*Problem to work on*
Extract every line of the material that holds the string "надёжностью".

........

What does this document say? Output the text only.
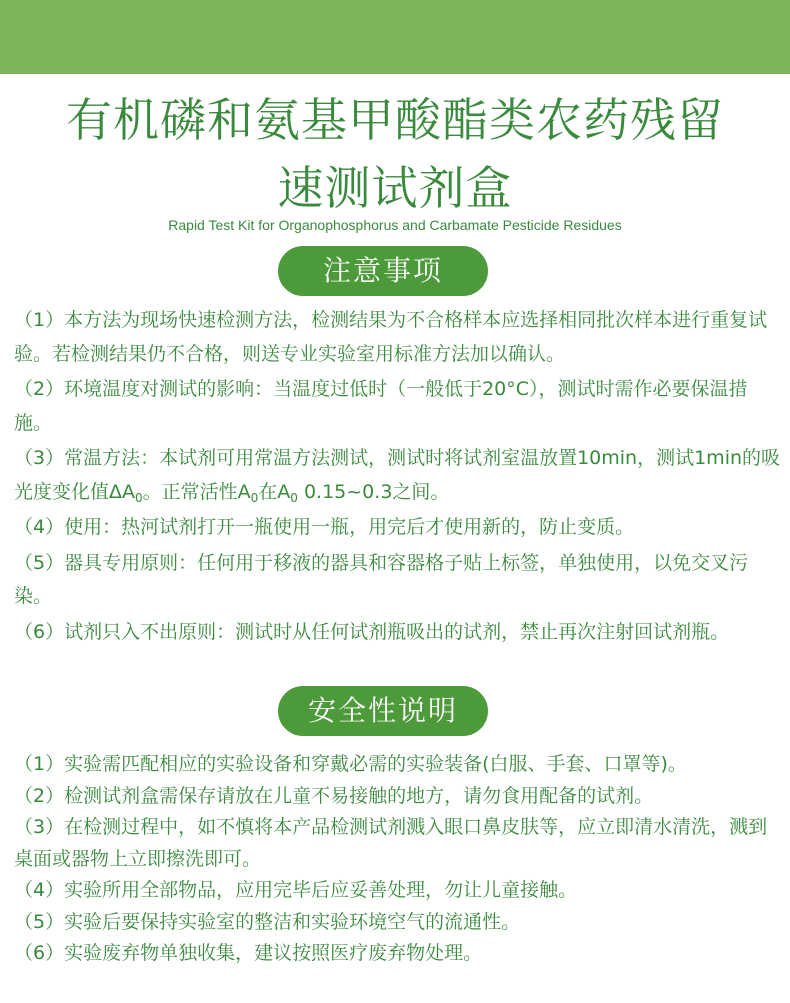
有机磷和氨基甲酸酯类农药残留
速测试剂盒
Rapid Test Kit for Organophosphorus and Carbamate Pesticide Residues
注意事项
（1）本方法为现场快速检测方法，检测结果为不合格样本应选择相同批次样本进行重复试验。若检测结果仍不合格，则送专业实验室用标准方法加以确认。
（2）环境温度对测试的影响：当温度过低时（一般低于20°C），测试时需作必要保温措施。
（3）常温方法：本试剂可用常温方法测试，测试时将试剂室温放置10min，测试1min的吸光度变化值$\Delta A_0$。正常活性$A_0$在$A_0$ 0.15~0.3之间。
（4）使用：热河试剂打开一瓶使用一瓶，用完后才使用新的，防止变质。
（5）器具专用原则：任何用于移液的器具和容器格子贴上标签，单独使用，以免交叉污染。
（6）试剂只入不出原则：测试时从任何试剂瓶吸出的试剂，禁止再次注射回试剂瓶。
安全性说明
（1）实验需匹配相应的实验设备和穿戴必需的实验装备(白服、手套、口罩等)。
（2）检测试剂盒需保存请放在儿童不易接触的地方，请勿食用配备的试剂。
（3）在检测过程中，如不慎将本产品检测试剂溅入眼口鼻皮肤等，应立即清水清洗，溅到桌面或器物上立即擦洗即可。
（4）实验所用全部物品，应用完毕后应妥善处理，勿让儿童接触。
（5）实验后要保持实验室的整洁和实验环境空气的流通性。
（6）实验废弃物单独收集，建议按照医疗废弃物处理。
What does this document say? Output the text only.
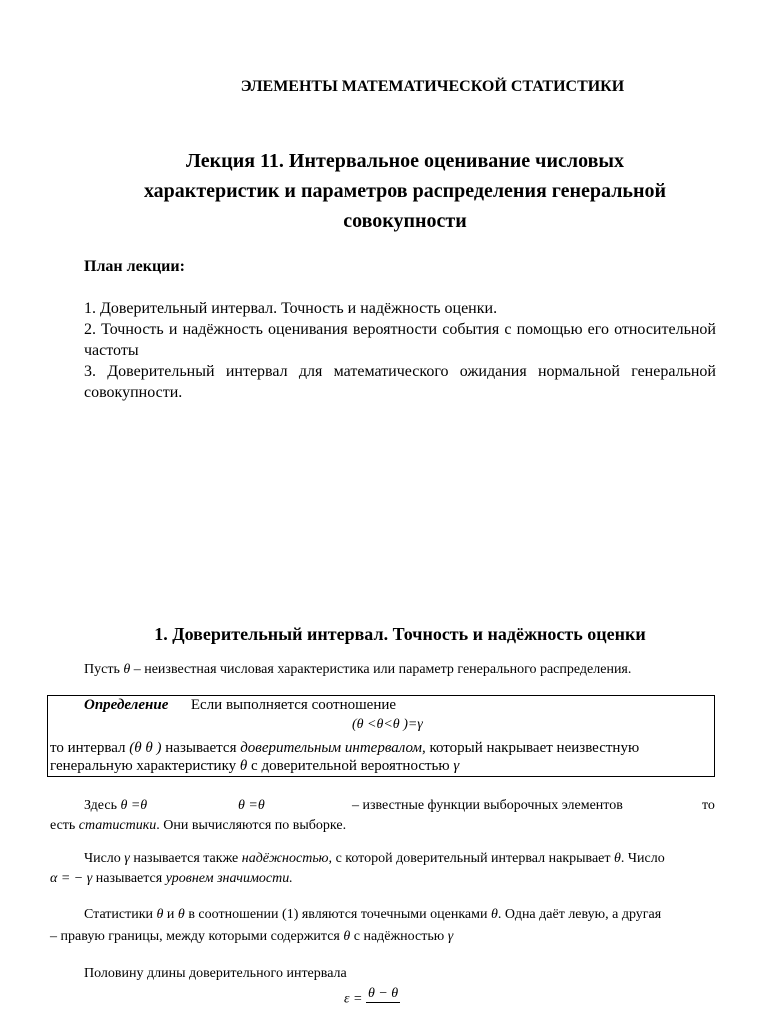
ЭЛЕМЕНТЫ МАТЕМАТИЧЕСКОЙ СТАТИСТИКИ
Лекция 11. Интервальное оценивание числовых
характеристик и параметров распределения генеральной
совокупности
План лекции:

1. Доверительный интервал. Точность и надёжность оценки.

2. Точность и надёжность оценивания вероятности события с помощью его относительной частоты

3. Доверительный интервал для математического ожидания нормальной генеральной совокупности.

1. Доверительный интервал. Точность и надёжность оценки
Пусть θ – неизвестная числовая характеристика или параметр генерального распределения.
Определение Если выполняется соотношение
(θ <θ<θ )=γ
то интервал (θ θ ) называется доверительным интервалом, который накрывает неизвестную
генеральную характеристику θ с доверительной вероятностью γ
Здесь θ =θ	θ =θ	– известные функции выборочных элементов	то
есть статистики. Они вычисляются по выборке.
Число γ называется также надёжностью, с которой доверительный интервал накрывает θ. Число
α = − γ называется уровнем значимости.
Статистики θ и θ в соотношении (1) являются точечными оценками θ. Одна даёт левую, а другая
– правую границы, между которыми содержится θ с надёжностью γ
Половину длины доверительного интервала
ε = θ − θ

........

*The output*
Число γ называется также надёжностью, с которой доверительный интервал накрывает θ. Число
– правую границы, между которыми содержится θ с надёжностью γ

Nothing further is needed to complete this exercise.